**Exercise details**.
The records that follow should be retyped word for word.

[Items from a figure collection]
= = = = = = =

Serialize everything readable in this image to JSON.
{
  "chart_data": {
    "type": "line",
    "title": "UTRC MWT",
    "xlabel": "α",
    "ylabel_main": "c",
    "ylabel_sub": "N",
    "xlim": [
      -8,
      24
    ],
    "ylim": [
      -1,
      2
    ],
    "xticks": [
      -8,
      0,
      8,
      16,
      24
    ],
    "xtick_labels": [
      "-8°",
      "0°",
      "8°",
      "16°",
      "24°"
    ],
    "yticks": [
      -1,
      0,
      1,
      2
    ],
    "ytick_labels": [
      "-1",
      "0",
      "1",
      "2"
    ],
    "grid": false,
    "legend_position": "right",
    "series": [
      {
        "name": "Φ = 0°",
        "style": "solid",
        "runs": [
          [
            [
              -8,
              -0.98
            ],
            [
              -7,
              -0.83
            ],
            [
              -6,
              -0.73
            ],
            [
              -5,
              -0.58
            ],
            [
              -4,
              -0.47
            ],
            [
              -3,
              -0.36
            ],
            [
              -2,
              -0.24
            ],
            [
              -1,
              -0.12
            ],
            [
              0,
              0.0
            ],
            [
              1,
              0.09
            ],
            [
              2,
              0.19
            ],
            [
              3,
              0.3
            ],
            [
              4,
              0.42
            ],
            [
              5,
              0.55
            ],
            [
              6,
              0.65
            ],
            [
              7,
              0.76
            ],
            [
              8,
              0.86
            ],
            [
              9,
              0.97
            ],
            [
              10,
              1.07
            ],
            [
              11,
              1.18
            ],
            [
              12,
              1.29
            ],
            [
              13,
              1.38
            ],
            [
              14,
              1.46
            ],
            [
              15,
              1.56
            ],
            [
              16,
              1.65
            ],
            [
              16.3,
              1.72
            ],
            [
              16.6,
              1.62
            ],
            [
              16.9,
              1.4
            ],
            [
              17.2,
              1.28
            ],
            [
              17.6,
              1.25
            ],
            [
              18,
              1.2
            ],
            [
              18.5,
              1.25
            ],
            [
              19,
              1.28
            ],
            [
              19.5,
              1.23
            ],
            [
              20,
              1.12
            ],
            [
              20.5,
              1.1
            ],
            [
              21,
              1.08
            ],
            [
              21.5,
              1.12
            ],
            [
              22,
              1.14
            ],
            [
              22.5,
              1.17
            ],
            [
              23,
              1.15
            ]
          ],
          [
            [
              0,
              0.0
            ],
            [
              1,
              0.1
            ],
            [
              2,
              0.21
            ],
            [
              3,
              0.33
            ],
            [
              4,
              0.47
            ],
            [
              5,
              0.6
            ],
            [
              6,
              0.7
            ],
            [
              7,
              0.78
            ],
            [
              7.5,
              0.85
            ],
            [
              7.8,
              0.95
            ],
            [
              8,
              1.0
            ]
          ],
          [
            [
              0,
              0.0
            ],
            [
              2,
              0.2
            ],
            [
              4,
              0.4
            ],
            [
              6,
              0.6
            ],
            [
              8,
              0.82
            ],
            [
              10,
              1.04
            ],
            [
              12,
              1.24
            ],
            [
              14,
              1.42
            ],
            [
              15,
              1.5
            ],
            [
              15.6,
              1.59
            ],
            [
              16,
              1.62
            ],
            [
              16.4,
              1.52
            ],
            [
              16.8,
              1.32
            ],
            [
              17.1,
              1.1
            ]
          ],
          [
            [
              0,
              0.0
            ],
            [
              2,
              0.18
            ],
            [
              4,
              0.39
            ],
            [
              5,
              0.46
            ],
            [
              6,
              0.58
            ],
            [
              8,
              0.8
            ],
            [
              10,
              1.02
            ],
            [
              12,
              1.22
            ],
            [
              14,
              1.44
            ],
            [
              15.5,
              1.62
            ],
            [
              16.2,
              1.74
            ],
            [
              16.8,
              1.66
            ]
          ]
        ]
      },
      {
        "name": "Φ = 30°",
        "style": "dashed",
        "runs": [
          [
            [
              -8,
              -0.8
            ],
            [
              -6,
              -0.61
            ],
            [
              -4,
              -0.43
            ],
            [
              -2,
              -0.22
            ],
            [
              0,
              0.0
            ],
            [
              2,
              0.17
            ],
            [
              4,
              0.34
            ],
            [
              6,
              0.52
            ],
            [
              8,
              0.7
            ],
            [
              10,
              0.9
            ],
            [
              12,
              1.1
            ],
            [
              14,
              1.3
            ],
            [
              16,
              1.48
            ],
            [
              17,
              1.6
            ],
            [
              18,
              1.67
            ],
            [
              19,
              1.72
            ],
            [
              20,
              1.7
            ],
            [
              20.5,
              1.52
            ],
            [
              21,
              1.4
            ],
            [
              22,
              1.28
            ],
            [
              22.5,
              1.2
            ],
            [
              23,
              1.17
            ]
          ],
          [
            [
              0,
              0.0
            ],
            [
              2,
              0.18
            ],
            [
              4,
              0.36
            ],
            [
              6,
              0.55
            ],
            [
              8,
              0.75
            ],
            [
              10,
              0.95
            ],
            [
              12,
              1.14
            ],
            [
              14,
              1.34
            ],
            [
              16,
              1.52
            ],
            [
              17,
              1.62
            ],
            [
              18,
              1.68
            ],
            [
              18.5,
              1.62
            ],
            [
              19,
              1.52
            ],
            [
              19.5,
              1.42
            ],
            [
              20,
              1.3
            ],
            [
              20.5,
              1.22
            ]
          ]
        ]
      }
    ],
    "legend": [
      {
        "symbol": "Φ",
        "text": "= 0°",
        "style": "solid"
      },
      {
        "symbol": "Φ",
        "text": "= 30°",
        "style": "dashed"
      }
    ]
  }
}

= = = = = = =

**The response**.
Serialize everything readable in this image to JSON.
{
  "chart_data": {
    "type": "line",
    "title": "UTRC MWT",
    "xlabel": "α",
    "ylabel_main": "c",
    "ylabel_sub": "N",
    "xlim": [
      -8,
      24
    ],
    "ylim": [
      -1,
      2
    ],
    "xticks": [
      -8,
      0,
      8,
      16,
      24
    ],
    "xtick_labels": [
      "-8°",
      "0°",
      "8°",
      "16°",
      "24°"
    ],
    "yticks": [
      -1,
      0,
      1,
      2
    ],
    "ytick_labels": [
      "-1",
      "0",
      "1",
      "2"
    ],
    "grid": false,
    "legend_position": "right",
    "series": [
      {
        "name": "Φ = 0°",
        "style": "solid",
        "runs": [
          [
            [
              -8,
              -0.98
            ],
            [
              -7,
              -0.83
            ],
            [
              -6,
              -0.73
            ],
            [
              -5,
              -0.58
            ],
            [
              -4,
              -0.47
            ],
            [
              -3,
              -0.36
            ],
            [
              -2,
              -0.24
            ],
            [
              -1,
              -0.12
            ],
            [
              0,
              0.0
            ],
            [
              1,
              0.09
            ],
            [
              2,
              0.19
            ],
            [
              3,
              0.3
            ],
            [
              4,
              0.42
            ],
            [
              5,
              0.55
            ],
            [
              6,
              0.65
            ],
            [
              7,
              0.76
            ],
            [
              8,
              0.86
            ],
            [
              9,
              0.97
            ],
            [
              10,
              1.07
            ],
            [
              11,
              1.18
            ],
            [
              12,
              1.29
            ],
            [
              13,
              1.38
            ],
            [
              14,
              1.46
            ],
            [
              15,
              1.56
            ],
            [
              16,
              1.65
            ],
            [
              16.3,
              1.72
            ],
            [
              16.6,
              1.62
            ],
            [
              16.9,
              1.4
            ],
            [
              17.2,
              1.28
            ],
            [
              17.6,
              1.25
            ],
            [
              18,
              1.2
            ],
            [
              18.5,
              1.25
            ],
            [
              19,
              1.28
            ],
            [
              19.5,
              1.23
            ],
            [
              20,
              1.12
            ],
            [
              20.5,
              1.1
            ],
            [
              21,
              1.08
            ],
            [
              21.5,
              1.12
            ],
            [
              22,
              1.14
            ],
            [
              22.5,
              1.17
            ],
            [
              23,
              1.15
            ]
          ],
          [
            [
              0,
              0.0
            ],
            [
              1,
              0.1
            ],
            [
              2,
              0.21
            ],
            [
              3,
              0.33
            ],
            [
              4,
              0.47
            ],
            [
              5,
              0.6
            ],
            [
              6,
              0.7
            ],
            [
              7,
              0.78
            ],
            [
              7.5,
              0.85
            ],
            [
              7.8,
              0.95
            ],
            [
              8,
              1.0
            ]
          ],
          [
            [
              0,
              0.0
            ],
            [
              2,
              0.2
            ],
            [
              4,
              0.4
            ],
            [
              6,
              0.6
            ],
            [
              8,
              0.82
            ],
            [
              10,
              1.04
            ],
            [
              12,
              1.24
            ],
            [
              14,
              1.42
            ],
            [
              15,
              1.5
            ],
            [
              15.6,
              1.59
            ],
            [
              16,
              1.62
            ],
            [
              16.4,
              1.52
            ],
            [
              16.8,
              1.32
            ],
            [
              17.1,
              1.1
            ]
          ],
          [
            [
              0,
              0.0
            ],
            [
              2,
              0.18
            ],
            [
              4,
              0.39
            ],
            [
              5,
              0.46
            ],
            [
              6,
              0.58
            ],
            [
              8,
              0.8
            ],
            [
              10,
              1.02
            ],
            [
              12,
              1.22
            ],
            [
              14,
              1.44
            ],
            [
              15.5,
              1.62
            ],
            [
              16.2,
              1.74
            ],
            [
              16.8,
              1.66
            ]
          ]
        ]
      },
      {
        "name": "Φ = 30°",
        "style": "dashed",
        "runs": [
          [
            [
              -8,
              -0.8
            ],
            [
              -6,
              -0.61
            ],
            [
              -4,
              -0.43
            ],
            [
              -2,
              -0.22
            ],
            [
              0,
              0.0
            ],
            [
              2,
              0.17
            ],
            [
              4,
              0.34
            ],
            [
              6,
              0.52
            ],
            [
              8,
              0.7
            ],
            [
              10,
              0.9
            ],
            [
              12,
              1.1
            ],
            [
              14,
              1.3
            ],
            [
              16,
              1.48
            ],
            [
              17,
              1.6
            ],
            [
              18,
              1.67
            ],
            [
              19,
              1.72
            ],
            [
              20,
              1.7
            ],
            [
              20.5,
              1.52
            ],
            [
              21,
              1.4
            ],
            [
              22,
              1.28
            ],
            [
              22.5,
              1.2
            ],
            [
              23,
              1.17
            ]
          ],
          [
            [
              0,
              0.0
            ],
            [
              2,
              0.18
            ],
            [
              4,
              0.36
            ],
            [
              6,
              0.55
            ],
            [
              8,
              0.75
            ],
            [
              10,
              0.95
            ],
            [
              12,
              1.14
            ],
            [
              14,
              1.34
            ],
            [
              16,
              1.52
            ],
            [
              17,
              1.62
            ],
            [
              18,
              1.68
            ],
            [
              18.5,
              1.62
            ],
            [
              19,
              1.52
            ],
            [
              19.5,
              1.42
            ],
            [
              20,
              1.3
            ],
            [
              20.5,
              1.22
            ]
          ]
        ]
      }
    ],
    "legend": [
      {
        "symbol": "Φ",
        "text": "= 0°",
        "style": "solid"
      },
      {
        "symbol": "Φ",
        "text": "= 30°",
        "style": "dashed"
      }
    ]
  }
}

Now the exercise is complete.